Excerpted text:
[Start of Attachment]
The ability to offer puppies and other animals for sale via the Internet has multiplied the concerns associated with puppy mills. Because of the ease of offering animals for sale online without any official oversight, many embrace the technology as a way to minimize the costs of operating a clean, healthy, and humane facility for the care of animals.
With virtual transactions, it is difficult to determine how well the animal is being cared for and the health and genetic history of the animal’s parents. Although adoption sites often require reference checks as a way to ensure animals are healthy and that living conditions are humane, this is not the case with most for-sale interactions on the Web. Once the animal is sold via the Internet, concerns include the method and safety of transportation to the buyer and the lack of regulation regarding the use of the animal after it is purchased. Moreover, by making more animals available for sale online, animals already awaiting adoption in shelters are put at increased risk of euthanasia.
Without the same safeguards used for online animal adoptions, the Internet allows buyers and sellers to anonymously acquire animals as pieces of property rather than the living, breathing creatures they are. The responsible purchase, or better yet adoption, of a companion animal involves a great deal of personal interaction between the existing owner and the animal’s potential new home. Physical adoption sites offer this opportunity to new owners, plus support and additional resources in case the animal has behavioral or socialization issues.
The federal Animal Welfare Act instructs the Secretary of the USDA to regulate any entity that purchases or transports live animals in interstate commerce in order “(1) to insure that animals intended for use… as pets are provided humane care and treatment; (2) to assure humane treatment of animals during transportation in commerce; and (3) to protect the owners of animals from the theft of their animals by preventing the sale or use of animals which have been stolen.” The Act also states, “It shall be unlawful for any person to knowingly sell, buy, transport, or deliver to another person or receive from another person for purposes of transportation, in interstate or foreign commerce, any dog or other animal for purposes of having the dog or other animal participate in an animal fighting venture.”
American Humane opposes the sale of animals via the Internet because of the potential for the animal to suffer at the hands of unregulated breeders or guardians who may not provide minimum standards of care, the risks inherent in interstate commerce involving animals, and the lack of standards for how the animal will be cared for or used once it has been purchased.
[End of Attachment]
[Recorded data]
[Start of Attachment]
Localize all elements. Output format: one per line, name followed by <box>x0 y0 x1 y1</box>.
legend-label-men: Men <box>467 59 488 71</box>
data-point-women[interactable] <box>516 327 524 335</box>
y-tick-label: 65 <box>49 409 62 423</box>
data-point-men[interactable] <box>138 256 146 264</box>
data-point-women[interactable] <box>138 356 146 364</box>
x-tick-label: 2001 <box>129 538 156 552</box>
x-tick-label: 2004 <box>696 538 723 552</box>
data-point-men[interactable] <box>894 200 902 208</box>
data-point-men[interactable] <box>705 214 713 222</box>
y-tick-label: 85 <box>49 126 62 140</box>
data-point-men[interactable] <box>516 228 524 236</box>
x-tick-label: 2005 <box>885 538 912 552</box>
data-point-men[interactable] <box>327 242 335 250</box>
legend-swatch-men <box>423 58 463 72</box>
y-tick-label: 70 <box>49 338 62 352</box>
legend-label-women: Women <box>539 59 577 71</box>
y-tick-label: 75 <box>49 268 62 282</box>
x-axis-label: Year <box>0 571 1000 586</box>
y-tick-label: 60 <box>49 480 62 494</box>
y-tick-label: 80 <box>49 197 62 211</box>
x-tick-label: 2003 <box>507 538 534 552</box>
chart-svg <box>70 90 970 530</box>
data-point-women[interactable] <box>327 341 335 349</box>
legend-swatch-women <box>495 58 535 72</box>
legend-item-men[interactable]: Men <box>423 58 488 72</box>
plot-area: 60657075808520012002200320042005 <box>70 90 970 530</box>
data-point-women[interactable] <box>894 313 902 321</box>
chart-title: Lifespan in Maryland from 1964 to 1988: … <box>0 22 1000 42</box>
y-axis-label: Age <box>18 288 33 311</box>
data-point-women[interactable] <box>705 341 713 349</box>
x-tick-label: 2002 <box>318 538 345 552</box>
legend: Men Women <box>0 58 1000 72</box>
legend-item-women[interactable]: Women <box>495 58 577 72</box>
[End of Attachment]
Exercise A:
Answer these questions using the passage on online animal sales:
(i) What do adoption sites often require to make sure animals are healthy and living conditions are humane?
(ii) Which federal law instructs the Secretary of the USDA to regulate entities that purchase or transport live animals in interstate commerce?
(iii) Which organization opposes the sale of animals via the Internet?
Exercise B: Retype everything in the passage on online animal sales from "Without the same" down to "or socialization issues.".

Exercise answer A:
(i) Reference checks
(ii) The Animal Welfare Act
(iii) American Humane

Exercise answer B:
Without the same safeguards used for online animal adoptions, the Internet allows buyers and sellers to anonymously acquire animals as pieces of property rather than the living, breathing creatures they are. The responsible purchase, or better yet adoption, of a companion animal involves a great deal of personal interaction between the existing owner and the animal’s potential new home. Physical adoption sites offer this opportunity to new owners, plus support and additional resources in case the animal has behavioral or socialization issues.